Objectifs>
a – Renvoyez à l'identique le passage du texte qui s'ouvre sur les mots contenant « Pour mon projet » et se termine par « de financement participatif. ».
b – D'après le texte, quel est le taux d'intérêt du micro-crédit contracté auprès de Créa-Sol ?

Texte>
▼▼▼

Pour mon projet j’ai fait les choses de base. C’est-à-dire le prêt bancaire classique, le prêt d’honneur, le prêt NACRE, un micro-crédit et une campagne de financement participatif.
Le prêt d’honneur, c’est un prêt que chaque créateur peut demander, le montant maximum d’emprunt est de 10 000€. Mais c’est rare d’atteindre ce montant. Le prêt NACRE (Nouvel Accompagnement pour la Création et la Reprise d’Entreprises), est réservé aux demandeurs d’emploi. C’est également maximum 10 000€. J’ai aussi fait un micro crédit avec Créa-Sol. C’est une branche de la caisse d’Epargne destinée à aider les créateurs d’entreprises. Sauf que ce prêt là n’est pas à taux 0 mais à 4,5%. Les autres sont à taux 0 car ce sont des prêts personnels.
Il y a aussi l’emprunt bancaire classique. C’est obligatoire d’en faire un pour avoir les trois autres. Une fois ce prêt validé, les autres s’activent plus facilement. Pour ma part, j’ai eu plus de mal à avoir le prêt bancaire car il allait me permettre de financer mes stocks (matières premières, production). Les banques qui financent les stocks sont le Crédit Mutuel, la CIC, la Banque Populaire et la Caisse d’Epargne. Les autres financent plutôt des fonds de commerces, des murs… pour pouvoir récupérer si jamais le projet ne marche pas.
J’ai aussi fait une campagne de financement participatif sur Kiss Kiss Bank Bank. Je le conseille, mais par contre c’est intense. Pour Atode j’ai réussi à avoir les 10 000€ que je voulais en 15 jours, mais j’ai dû beaucoup solliciter mon entourage pour qu’ils participent et demandent aux gens qu’ils connaissent de participer. Il y a juste une personne qui a participée et que je ne connaissais pas du tout.
Aujourd’hui, je suis de nouveau dans cette phase de recherche de fonds pour relancer la machine. Quand on fait des biens de consommation il faut soit passer par des fonds d’investissement, soit par des business angels. C’est la vie de l’entrepreneur, il faut aller chercher de l’argent régulièrement, jusqu’au jour où on arrive à s’autofinancer. Pour Atode, l’argent que j’avais au départ m’a permis de développer mes 4 premières collections, et pour l’instant l’argent que les ventes me rapportent me sert à rembourser les prêts. Je ne rentre pas encore de bénéfices. Sachant qu’il faut entre 3 et 5 ans pour se dégager un salaire, il faut être bien entouré et avoir des proches qui soient prêts à aider dès le départ.
Est ce que tu as des conseils à donner aux personnes qui lancent leur business ?

▲▲▲

Entrées d'éléments annotées
▼▼▼

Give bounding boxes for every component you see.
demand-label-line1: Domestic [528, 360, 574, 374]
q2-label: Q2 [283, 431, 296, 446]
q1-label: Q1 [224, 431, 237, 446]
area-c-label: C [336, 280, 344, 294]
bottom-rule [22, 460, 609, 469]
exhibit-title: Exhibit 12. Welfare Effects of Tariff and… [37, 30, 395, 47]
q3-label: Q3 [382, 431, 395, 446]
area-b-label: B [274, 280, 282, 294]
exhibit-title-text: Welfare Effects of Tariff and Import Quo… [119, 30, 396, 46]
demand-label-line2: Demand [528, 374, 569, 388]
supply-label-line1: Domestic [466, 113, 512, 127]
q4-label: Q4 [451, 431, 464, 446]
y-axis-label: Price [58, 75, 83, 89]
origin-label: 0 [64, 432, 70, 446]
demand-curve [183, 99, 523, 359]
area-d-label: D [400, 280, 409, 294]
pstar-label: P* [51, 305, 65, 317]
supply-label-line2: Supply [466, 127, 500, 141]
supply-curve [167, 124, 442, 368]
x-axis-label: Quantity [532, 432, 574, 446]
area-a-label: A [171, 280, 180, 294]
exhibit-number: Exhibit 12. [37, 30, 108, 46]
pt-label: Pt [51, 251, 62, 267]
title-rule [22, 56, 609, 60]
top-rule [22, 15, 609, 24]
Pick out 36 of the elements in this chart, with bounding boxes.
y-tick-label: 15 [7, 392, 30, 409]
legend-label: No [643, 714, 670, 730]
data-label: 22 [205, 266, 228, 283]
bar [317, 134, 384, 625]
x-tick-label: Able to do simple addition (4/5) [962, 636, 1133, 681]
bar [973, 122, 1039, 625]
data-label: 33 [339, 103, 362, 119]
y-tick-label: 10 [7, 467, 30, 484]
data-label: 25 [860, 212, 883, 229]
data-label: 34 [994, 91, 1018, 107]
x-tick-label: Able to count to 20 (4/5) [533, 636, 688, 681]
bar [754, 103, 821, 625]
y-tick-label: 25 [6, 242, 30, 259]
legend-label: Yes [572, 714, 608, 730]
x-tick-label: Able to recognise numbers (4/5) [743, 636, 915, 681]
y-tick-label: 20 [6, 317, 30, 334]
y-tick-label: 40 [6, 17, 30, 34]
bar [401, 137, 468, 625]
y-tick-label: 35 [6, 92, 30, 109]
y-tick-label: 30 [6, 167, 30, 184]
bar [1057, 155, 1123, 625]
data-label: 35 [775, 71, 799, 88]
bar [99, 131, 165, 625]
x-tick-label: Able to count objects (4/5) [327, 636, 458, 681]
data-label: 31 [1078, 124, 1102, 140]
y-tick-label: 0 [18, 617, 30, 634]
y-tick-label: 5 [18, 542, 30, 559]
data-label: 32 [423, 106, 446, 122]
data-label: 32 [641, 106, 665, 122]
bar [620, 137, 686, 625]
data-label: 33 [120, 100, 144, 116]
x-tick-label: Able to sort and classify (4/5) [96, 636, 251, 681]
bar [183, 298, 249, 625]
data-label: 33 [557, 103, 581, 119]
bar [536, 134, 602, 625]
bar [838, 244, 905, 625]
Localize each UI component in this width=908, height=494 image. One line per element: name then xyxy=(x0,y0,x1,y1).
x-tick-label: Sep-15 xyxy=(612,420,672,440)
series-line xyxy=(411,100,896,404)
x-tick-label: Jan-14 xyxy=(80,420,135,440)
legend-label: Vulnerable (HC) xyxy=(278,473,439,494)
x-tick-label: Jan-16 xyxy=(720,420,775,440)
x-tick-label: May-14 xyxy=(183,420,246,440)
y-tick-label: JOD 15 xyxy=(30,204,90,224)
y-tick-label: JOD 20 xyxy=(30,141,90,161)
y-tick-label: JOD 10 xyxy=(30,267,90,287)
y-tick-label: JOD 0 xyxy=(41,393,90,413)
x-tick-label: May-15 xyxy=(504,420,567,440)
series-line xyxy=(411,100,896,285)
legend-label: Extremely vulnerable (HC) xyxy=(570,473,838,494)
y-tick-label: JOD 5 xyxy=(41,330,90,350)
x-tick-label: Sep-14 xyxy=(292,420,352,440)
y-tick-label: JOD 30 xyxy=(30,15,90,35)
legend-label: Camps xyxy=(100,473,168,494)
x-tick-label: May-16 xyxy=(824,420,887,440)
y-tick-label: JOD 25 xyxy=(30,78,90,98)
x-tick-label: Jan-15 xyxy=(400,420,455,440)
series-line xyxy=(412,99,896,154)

▲▲▲

Réponses>
a –
Pour mon projet j’ai fait les choses de base. C’est-à-dire le prêt bancaire classique, le prêt d’honneur, le prêt NACRE, un micro-crédit et une campagne de financement participatif.

b – Ce micro-crédit est à un taux de 4,5 %.